→ Description of the task
Read the listing below and copy out every line that holds "Airborne".

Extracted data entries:

########

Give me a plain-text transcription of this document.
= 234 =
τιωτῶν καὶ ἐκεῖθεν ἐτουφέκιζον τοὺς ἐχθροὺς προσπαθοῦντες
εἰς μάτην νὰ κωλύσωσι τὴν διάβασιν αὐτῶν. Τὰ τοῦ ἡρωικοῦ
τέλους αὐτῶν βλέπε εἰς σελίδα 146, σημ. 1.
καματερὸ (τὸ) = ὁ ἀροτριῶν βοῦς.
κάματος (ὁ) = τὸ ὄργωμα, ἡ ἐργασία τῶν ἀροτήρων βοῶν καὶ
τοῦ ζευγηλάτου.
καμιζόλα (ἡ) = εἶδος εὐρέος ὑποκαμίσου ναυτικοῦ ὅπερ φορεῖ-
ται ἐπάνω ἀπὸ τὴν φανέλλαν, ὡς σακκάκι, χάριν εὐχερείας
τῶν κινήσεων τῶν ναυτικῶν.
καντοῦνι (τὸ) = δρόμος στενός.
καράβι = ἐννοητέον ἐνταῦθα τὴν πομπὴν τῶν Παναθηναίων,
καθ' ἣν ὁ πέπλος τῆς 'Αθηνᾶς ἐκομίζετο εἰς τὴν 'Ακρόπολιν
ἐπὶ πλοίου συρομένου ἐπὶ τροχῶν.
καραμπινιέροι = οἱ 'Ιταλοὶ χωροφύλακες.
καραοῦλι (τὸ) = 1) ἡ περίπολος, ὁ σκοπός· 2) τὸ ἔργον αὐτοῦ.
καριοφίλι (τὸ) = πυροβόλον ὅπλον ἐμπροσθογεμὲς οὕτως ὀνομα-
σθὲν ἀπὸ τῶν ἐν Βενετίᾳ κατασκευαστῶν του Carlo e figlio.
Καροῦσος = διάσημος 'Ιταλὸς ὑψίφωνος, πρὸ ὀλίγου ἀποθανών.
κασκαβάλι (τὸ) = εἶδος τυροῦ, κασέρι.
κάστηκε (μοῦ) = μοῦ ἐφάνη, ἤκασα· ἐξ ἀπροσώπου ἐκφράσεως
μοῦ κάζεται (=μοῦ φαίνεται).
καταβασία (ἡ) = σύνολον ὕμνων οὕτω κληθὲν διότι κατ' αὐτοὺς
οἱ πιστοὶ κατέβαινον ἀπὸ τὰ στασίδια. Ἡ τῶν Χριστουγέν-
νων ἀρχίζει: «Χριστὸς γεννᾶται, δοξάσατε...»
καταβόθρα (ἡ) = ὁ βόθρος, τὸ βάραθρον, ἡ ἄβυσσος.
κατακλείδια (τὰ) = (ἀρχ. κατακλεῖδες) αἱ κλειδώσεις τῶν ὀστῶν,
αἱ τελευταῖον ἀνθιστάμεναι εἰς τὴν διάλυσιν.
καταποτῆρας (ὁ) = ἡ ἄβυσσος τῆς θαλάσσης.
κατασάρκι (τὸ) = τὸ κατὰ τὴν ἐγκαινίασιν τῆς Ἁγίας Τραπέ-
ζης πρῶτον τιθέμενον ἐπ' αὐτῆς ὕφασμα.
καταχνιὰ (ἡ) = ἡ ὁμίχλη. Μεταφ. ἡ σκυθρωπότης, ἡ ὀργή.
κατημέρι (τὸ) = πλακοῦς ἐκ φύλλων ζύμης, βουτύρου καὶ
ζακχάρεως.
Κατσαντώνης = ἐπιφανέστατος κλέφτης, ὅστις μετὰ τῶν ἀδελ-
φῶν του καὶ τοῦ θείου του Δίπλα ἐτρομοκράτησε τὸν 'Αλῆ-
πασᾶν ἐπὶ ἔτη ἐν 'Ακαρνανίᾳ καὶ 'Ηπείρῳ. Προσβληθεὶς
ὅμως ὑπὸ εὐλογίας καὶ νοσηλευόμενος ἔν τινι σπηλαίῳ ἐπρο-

########

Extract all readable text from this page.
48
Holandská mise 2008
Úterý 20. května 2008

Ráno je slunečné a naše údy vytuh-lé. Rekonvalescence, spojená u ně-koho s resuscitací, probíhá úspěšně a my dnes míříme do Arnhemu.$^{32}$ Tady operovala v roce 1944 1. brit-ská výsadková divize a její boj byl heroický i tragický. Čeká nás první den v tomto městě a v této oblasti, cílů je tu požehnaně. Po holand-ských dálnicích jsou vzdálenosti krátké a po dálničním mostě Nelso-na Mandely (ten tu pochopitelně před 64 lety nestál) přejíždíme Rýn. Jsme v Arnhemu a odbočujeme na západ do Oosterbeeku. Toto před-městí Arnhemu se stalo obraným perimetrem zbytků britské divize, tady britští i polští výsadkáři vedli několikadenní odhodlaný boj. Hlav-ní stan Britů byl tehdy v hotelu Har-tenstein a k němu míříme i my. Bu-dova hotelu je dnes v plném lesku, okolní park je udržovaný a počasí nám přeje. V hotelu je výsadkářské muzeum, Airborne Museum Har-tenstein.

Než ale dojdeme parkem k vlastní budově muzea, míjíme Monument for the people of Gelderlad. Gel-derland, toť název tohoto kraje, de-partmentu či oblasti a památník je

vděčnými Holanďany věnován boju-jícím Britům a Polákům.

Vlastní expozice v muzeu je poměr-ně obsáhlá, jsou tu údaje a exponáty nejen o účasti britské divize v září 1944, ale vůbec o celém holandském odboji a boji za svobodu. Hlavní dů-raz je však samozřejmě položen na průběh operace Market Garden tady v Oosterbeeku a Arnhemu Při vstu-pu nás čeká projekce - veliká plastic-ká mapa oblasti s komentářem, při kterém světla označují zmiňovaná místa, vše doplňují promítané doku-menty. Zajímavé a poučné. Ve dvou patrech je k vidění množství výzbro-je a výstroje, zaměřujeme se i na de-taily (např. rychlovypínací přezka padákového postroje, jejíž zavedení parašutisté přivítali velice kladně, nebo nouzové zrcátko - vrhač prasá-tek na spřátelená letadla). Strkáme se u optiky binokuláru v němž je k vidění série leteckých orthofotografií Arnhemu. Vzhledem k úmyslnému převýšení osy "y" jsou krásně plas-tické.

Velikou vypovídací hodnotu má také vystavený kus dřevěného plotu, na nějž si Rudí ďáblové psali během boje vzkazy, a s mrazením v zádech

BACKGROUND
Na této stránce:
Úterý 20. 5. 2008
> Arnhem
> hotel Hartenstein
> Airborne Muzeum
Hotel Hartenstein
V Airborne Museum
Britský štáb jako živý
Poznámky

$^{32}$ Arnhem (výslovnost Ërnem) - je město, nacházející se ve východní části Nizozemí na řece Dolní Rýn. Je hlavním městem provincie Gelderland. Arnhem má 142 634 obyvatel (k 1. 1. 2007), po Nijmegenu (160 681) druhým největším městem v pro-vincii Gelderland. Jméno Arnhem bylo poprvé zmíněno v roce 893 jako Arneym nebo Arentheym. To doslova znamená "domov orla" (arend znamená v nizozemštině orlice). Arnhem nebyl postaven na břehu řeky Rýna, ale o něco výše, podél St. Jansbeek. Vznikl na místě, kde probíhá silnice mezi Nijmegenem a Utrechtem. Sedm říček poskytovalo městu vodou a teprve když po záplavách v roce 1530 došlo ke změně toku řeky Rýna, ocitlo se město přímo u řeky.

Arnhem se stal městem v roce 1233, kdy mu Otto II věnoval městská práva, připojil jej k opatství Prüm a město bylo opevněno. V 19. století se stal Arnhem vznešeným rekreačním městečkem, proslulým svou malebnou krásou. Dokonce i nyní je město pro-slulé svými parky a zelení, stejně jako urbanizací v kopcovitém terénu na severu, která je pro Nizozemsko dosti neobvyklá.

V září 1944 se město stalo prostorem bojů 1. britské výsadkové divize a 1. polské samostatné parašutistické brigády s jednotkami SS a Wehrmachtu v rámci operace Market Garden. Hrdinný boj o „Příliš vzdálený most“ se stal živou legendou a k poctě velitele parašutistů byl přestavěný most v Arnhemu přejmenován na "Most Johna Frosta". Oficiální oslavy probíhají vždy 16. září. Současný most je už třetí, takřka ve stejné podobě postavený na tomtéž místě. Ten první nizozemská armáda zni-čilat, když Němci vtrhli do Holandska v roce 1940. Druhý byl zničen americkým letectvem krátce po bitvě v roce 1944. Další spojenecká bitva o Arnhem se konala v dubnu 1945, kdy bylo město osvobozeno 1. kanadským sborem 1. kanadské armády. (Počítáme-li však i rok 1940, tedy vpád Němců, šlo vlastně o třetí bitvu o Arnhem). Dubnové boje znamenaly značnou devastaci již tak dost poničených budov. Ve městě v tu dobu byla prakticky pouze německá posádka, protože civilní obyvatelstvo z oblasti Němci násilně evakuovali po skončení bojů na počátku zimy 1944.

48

########

→ Correct answer
Ráno je slunečné a naše údy vytuh-lé. Rekonvalescence, spojená u ně-koho s resuscitací, probíhá úspěšně a my dnes míříme do Arnhemu.$^{32}$ Tady operovala v roce 1944 1. brit-ská výsadková divize a její boj byl heroický i tragický. Čeká nás první den v tomto městě a v této oblasti, cílů je tu požehnaně. Po holand-ských dálnicích jsou vzdálenosti krátké a po dálničním mostě Nelso-na Mandely (ten tu pochopitelně před 64 lety nestál) přejíždíme Rýn. Jsme v Arnhemu a odbočujeme na západ do Oosterbeeku. Toto před-městí Arnhemu se stalo obraným perimetrem zbytků britské divize, tady britští i polští výsadkáři vedli několikadenní odhodlaný boj. Hlav-ní stan Britů byl tehdy v hotelu Har-tenstein a k němu míříme i my. Bu-dova hotelu je dnes v plném lesku, okolní park je udržovaný a počasí nám přeje. V hotelu je výsadkářské muzeum, Airborne Museum Har-tenstein.
> Airborne Muzeum
V Airborne Museum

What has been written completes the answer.